Provided records:
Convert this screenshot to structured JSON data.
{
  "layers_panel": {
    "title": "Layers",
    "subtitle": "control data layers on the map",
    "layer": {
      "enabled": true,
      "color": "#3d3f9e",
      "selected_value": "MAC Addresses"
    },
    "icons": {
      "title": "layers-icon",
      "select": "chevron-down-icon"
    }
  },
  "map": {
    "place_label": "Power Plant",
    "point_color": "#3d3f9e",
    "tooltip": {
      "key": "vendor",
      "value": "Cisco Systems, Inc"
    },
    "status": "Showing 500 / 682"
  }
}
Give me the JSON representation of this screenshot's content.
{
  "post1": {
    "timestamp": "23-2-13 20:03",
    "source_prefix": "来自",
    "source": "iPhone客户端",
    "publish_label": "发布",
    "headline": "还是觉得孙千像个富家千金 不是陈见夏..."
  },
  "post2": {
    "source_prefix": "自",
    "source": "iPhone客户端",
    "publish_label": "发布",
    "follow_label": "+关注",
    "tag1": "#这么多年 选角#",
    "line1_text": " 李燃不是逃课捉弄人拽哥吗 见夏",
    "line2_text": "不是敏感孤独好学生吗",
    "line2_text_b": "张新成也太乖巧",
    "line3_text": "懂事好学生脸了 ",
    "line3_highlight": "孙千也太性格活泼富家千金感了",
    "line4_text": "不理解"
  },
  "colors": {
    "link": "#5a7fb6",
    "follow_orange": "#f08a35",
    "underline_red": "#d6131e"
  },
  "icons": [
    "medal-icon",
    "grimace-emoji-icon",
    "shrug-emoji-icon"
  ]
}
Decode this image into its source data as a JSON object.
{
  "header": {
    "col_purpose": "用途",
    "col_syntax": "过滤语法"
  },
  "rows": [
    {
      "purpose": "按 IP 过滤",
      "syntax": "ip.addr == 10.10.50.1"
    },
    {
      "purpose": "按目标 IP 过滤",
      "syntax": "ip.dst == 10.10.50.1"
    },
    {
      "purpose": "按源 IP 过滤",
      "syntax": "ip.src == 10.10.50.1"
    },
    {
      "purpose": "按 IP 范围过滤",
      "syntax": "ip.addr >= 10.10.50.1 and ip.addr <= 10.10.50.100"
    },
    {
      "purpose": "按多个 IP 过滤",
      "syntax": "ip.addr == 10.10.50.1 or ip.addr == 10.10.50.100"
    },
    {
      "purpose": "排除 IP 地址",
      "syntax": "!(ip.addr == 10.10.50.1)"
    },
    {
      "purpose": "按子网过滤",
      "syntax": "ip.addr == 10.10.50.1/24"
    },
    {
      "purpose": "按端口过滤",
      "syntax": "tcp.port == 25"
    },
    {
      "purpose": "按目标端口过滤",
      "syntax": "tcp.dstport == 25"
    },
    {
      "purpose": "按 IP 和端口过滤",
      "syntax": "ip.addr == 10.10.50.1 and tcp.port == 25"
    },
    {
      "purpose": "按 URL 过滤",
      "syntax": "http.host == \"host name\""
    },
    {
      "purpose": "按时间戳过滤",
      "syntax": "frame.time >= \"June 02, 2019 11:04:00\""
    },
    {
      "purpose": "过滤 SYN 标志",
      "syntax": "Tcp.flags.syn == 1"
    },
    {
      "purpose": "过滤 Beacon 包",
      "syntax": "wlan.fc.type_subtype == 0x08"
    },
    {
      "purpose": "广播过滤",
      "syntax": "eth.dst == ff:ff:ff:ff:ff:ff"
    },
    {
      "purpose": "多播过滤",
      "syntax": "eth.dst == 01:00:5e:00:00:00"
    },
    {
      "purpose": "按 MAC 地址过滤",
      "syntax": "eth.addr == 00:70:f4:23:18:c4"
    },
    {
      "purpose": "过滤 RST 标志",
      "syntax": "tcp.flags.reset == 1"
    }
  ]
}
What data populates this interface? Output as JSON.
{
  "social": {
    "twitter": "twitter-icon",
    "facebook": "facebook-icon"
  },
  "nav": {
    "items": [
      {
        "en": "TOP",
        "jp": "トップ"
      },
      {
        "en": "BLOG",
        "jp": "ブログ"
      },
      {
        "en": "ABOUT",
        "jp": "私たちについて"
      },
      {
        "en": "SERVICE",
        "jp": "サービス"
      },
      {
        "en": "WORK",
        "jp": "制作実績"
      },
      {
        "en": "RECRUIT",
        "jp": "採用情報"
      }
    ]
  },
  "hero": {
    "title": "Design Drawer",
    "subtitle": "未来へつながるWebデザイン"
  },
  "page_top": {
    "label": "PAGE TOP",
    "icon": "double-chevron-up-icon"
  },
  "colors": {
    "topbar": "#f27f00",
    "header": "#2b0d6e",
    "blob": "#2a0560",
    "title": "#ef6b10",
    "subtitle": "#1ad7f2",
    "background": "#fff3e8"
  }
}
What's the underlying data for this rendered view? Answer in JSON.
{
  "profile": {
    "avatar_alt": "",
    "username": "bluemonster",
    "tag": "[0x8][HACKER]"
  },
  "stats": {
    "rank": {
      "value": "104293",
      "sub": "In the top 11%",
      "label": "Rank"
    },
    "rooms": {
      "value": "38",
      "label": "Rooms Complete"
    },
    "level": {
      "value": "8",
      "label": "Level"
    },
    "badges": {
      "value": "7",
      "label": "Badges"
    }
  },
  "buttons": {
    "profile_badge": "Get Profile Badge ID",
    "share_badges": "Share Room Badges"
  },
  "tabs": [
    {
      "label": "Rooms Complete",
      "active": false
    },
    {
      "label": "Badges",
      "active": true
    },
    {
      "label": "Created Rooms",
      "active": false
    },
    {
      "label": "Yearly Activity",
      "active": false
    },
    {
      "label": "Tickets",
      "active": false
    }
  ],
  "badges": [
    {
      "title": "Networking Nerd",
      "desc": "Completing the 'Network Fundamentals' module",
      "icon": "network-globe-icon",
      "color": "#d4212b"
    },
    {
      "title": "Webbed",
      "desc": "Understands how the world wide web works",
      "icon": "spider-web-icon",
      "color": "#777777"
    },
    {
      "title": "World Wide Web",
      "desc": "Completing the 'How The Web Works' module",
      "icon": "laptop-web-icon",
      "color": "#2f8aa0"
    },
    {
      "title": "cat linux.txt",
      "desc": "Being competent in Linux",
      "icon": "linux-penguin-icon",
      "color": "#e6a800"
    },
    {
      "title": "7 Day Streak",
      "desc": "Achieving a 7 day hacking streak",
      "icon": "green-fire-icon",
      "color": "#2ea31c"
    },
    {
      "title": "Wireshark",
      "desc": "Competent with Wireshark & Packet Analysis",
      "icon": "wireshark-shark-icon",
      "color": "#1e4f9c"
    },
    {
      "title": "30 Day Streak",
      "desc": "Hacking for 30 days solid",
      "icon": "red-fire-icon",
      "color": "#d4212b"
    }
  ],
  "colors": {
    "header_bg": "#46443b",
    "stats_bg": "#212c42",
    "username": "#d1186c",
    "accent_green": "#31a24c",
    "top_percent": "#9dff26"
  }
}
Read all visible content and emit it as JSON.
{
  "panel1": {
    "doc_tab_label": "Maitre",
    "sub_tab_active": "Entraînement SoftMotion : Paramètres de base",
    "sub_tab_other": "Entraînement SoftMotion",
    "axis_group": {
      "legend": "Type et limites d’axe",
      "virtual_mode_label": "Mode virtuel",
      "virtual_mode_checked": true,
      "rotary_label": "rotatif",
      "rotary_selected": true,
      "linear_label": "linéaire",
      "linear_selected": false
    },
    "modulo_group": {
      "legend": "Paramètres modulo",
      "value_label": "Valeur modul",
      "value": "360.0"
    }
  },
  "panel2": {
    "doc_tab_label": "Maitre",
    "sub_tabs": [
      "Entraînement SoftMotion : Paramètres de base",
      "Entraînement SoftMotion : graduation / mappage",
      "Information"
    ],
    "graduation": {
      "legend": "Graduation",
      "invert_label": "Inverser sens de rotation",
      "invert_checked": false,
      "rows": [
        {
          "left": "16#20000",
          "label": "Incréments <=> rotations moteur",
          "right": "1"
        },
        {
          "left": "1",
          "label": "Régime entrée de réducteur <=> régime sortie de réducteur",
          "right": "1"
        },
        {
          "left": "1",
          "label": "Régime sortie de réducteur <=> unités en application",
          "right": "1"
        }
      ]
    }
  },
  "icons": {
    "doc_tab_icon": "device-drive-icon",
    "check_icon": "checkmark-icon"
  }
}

Short task: Copy out every line of the data that includes the word "screenshot".

Final answer:
Convert this screenshot to structured JSON data.
Give me the JSON representation of this screenshot's content.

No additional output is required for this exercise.